◆ Exercise task: Do any lines in the data below contain "text"? If so, copy every one of them.

◆ Materials provided:
:::

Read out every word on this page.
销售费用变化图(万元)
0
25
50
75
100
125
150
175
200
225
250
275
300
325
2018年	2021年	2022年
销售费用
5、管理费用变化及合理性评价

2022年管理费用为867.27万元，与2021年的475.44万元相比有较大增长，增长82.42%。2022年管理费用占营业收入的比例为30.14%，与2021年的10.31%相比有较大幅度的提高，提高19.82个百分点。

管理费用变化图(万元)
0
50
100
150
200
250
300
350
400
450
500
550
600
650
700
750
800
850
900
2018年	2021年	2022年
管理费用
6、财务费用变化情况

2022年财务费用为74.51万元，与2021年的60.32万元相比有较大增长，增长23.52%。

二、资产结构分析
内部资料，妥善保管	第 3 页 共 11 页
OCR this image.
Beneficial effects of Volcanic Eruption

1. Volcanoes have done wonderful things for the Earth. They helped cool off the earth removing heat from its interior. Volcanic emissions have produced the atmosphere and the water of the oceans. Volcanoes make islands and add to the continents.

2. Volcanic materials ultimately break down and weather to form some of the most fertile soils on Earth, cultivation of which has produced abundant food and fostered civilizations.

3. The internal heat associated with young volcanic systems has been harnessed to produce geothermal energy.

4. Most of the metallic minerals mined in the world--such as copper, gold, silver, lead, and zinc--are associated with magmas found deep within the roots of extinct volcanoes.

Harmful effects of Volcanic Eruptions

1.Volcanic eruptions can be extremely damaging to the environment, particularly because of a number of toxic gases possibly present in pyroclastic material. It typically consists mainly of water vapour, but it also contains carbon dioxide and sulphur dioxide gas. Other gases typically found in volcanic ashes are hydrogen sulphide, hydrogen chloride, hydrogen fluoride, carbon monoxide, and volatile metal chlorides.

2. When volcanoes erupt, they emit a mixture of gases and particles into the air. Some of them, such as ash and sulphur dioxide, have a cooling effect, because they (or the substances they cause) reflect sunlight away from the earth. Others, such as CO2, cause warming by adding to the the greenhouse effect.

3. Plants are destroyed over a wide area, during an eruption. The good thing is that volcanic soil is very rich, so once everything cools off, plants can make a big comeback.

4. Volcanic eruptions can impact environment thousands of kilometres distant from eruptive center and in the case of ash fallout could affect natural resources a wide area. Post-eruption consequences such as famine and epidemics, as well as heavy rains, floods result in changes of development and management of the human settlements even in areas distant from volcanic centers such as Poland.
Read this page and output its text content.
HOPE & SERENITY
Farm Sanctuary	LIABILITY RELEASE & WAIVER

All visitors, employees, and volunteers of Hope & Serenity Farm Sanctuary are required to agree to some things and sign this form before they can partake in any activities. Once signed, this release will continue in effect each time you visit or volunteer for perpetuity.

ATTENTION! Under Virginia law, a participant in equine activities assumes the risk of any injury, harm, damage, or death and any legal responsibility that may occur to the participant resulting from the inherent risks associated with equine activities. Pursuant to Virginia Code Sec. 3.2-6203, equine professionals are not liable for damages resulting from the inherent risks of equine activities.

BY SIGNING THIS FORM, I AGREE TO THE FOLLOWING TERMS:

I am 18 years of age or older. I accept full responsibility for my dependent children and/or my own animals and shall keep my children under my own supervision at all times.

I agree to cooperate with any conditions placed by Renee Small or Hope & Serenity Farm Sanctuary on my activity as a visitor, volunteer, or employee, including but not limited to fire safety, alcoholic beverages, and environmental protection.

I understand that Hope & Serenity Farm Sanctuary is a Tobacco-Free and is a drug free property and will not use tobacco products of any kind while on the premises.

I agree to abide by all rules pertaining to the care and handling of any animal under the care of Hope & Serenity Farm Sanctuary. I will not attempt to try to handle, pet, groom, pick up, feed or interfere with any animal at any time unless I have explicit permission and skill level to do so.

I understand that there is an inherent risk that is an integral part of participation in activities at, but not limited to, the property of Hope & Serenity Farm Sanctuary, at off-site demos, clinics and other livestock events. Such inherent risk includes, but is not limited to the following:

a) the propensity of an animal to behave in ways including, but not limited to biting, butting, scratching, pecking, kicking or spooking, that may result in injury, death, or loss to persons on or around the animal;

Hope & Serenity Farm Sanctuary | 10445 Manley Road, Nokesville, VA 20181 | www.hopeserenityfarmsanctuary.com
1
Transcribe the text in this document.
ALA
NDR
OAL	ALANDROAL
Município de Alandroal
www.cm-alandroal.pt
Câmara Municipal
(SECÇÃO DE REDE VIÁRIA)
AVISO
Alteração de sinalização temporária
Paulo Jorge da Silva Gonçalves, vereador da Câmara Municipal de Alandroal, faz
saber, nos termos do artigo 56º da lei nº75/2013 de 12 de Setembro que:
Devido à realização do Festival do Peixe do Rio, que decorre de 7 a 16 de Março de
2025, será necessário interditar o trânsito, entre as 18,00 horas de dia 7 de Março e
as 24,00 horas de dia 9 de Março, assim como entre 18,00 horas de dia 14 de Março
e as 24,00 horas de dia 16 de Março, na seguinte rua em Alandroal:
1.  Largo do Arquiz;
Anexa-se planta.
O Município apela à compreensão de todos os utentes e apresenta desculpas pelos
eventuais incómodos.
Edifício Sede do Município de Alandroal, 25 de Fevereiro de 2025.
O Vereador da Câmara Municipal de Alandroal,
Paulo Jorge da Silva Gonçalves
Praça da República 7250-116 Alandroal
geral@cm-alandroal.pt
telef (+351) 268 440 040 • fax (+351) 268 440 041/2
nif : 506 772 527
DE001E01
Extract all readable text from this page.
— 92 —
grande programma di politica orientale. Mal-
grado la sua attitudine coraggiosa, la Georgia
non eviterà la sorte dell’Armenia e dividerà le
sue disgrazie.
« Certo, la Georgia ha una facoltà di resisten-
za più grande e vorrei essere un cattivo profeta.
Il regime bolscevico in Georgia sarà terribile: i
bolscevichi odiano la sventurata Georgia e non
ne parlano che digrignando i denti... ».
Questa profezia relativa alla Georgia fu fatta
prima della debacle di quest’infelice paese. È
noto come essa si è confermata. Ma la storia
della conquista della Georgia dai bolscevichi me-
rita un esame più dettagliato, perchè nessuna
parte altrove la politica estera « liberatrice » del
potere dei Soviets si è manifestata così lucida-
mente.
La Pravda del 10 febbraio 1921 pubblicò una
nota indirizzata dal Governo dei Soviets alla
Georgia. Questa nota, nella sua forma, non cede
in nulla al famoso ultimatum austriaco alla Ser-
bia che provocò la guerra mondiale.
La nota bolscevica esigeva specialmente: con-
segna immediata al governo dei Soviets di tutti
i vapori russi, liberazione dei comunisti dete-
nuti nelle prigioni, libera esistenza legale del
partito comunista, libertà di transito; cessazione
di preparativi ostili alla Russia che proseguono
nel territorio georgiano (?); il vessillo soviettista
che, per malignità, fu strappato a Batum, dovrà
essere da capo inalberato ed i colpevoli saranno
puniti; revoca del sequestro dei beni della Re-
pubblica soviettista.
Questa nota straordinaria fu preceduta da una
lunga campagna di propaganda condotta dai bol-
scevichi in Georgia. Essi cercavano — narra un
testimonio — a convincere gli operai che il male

:::

◆ Completed task:
Read this page and output its text content.
Transcribe the text in this document.
Extract all readable text from this page.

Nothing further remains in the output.